### EXERCISE REQUIREMENTS
Repeat the lines without any changes, starting with the line that contains "slice-label: Other [336,90,402,121]" and going on through the line that contains "slice-label: Two or", both included.
━━━━━ DATA PROVIDED
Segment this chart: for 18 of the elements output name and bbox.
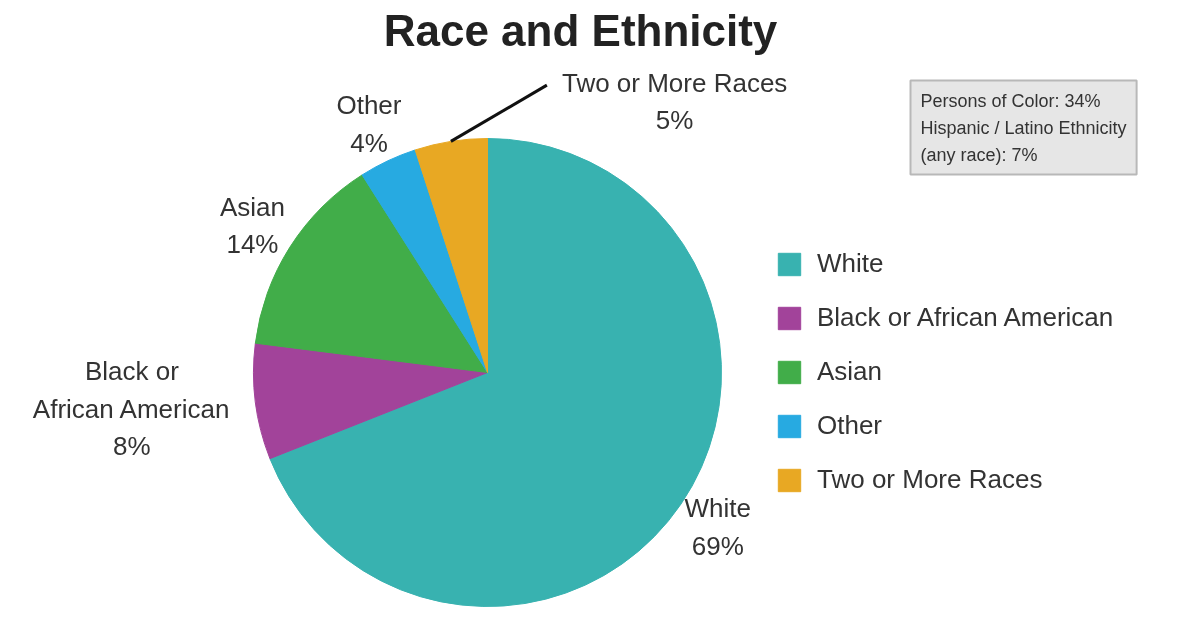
slice-label: Other [336,90,402,121]
legend-label: White [817,248,884,279]
slice-label: Asian [219,191,285,222]
text: Persons of Color: 34% [920,90,1101,111]
text: Hispanic / Latino Ethnicity (any race): 7% [920,117,1127,165]
legend-label: Other [817,410,883,441]
data-label: 14% [226,229,279,260]
data-label: 69% [691,530,744,561]
slice-label: White [684,493,751,524]
chart-title: Race and Ethnicity [383,6,778,55]
legend-label: Asian [817,356,883,387]
data-label: 5% [655,105,694,136]
data-label: 8% [113,431,151,462]
data-label: 4% [350,127,388,158]
slice-label: Two or More Races [561,67,788,98]
slice-label: Black or African American [32,356,230,424]
legend-label: Black or African American [817,302,1114,333]
legend-label: Two or More Races [817,464,1043,495]
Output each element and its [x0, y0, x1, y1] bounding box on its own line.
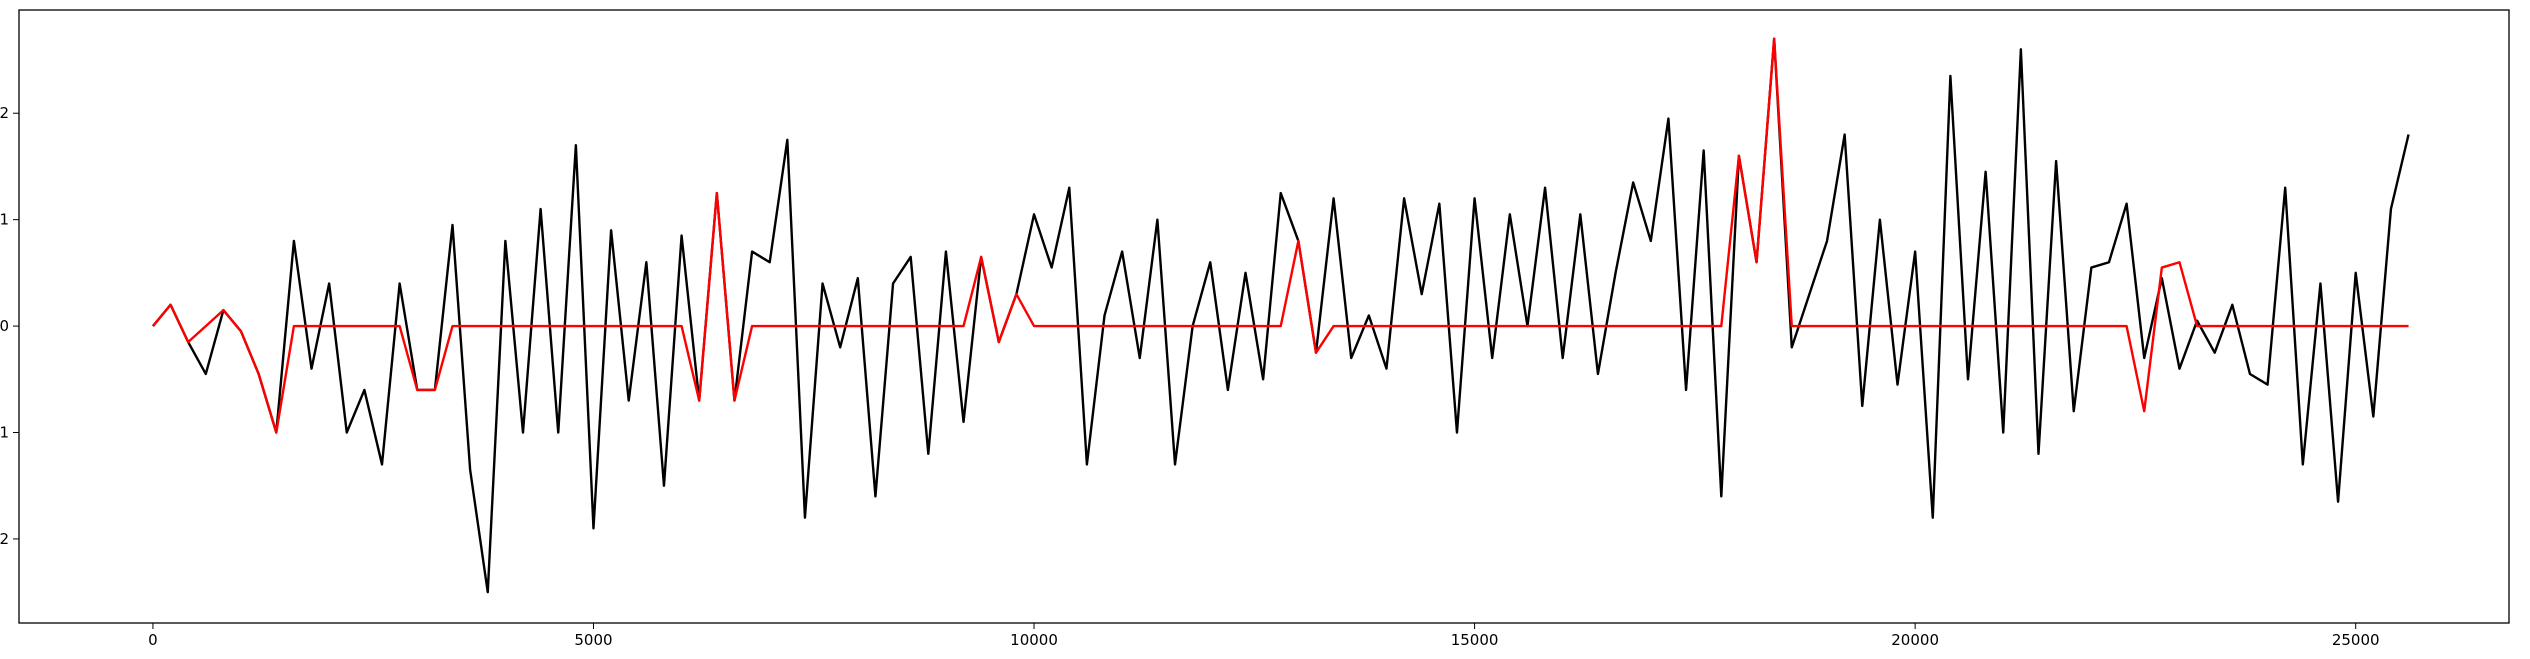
x-tick-label: 5000: [574, 631, 612, 649]
x-tick-label: 10000: [1010, 631, 1058, 649]
y-tick-label: −2: [0, 530, 9, 548]
data-line: [152, 37, 2409, 434]
y-tick-label: 1: [0, 211, 9, 229]
x-tick-label: 20000: [1891, 631, 1939, 649]
x-tick-label: 25000: [2332, 631, 2380, 649]
y-tick-label: 0: [0, 317, 9, 335]
y-tick-label: 2: [0, 104, 9, 122]
axes-frame: [18, 9, 2510, 624]
y-tick-label: −1: [0, 424, 9, 442]
x-tick-label: 0: [148, 631, 158, 649]
data-line: [152, 37, 2410, 594]
x-tick-label: 15000: [1451, 631, 1499, 649]
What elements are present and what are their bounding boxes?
━━━━━━━━━━
### THE SOLUTION
slice-label: Other [336,90,402,121]
legend-label: White [817,248,884,279]
slice-label: Asian [219,191,285,222]
text: Persons of Color: 34% [920,90,1101,111]
text: Hispanic / Latino Ethnicity (any race): 7% [920,117,1127,165]
legend-label: Other [817,410,883,441]
data-label: 14% [226,229,279,260]
data-label: 69% [691,530,744,561]
slice-label: White [684,493,751,524]
chart-title: Race and Ethnicity [383,6,778,55]
legend-label: Asian [817,356,883,387]
data-label: 5% [655,105,694,136]
data-label: 8% [113,431,151,462]
data-label: 4% [350,127,388,158]
slice-label: Two or More Races [561,67,788,98]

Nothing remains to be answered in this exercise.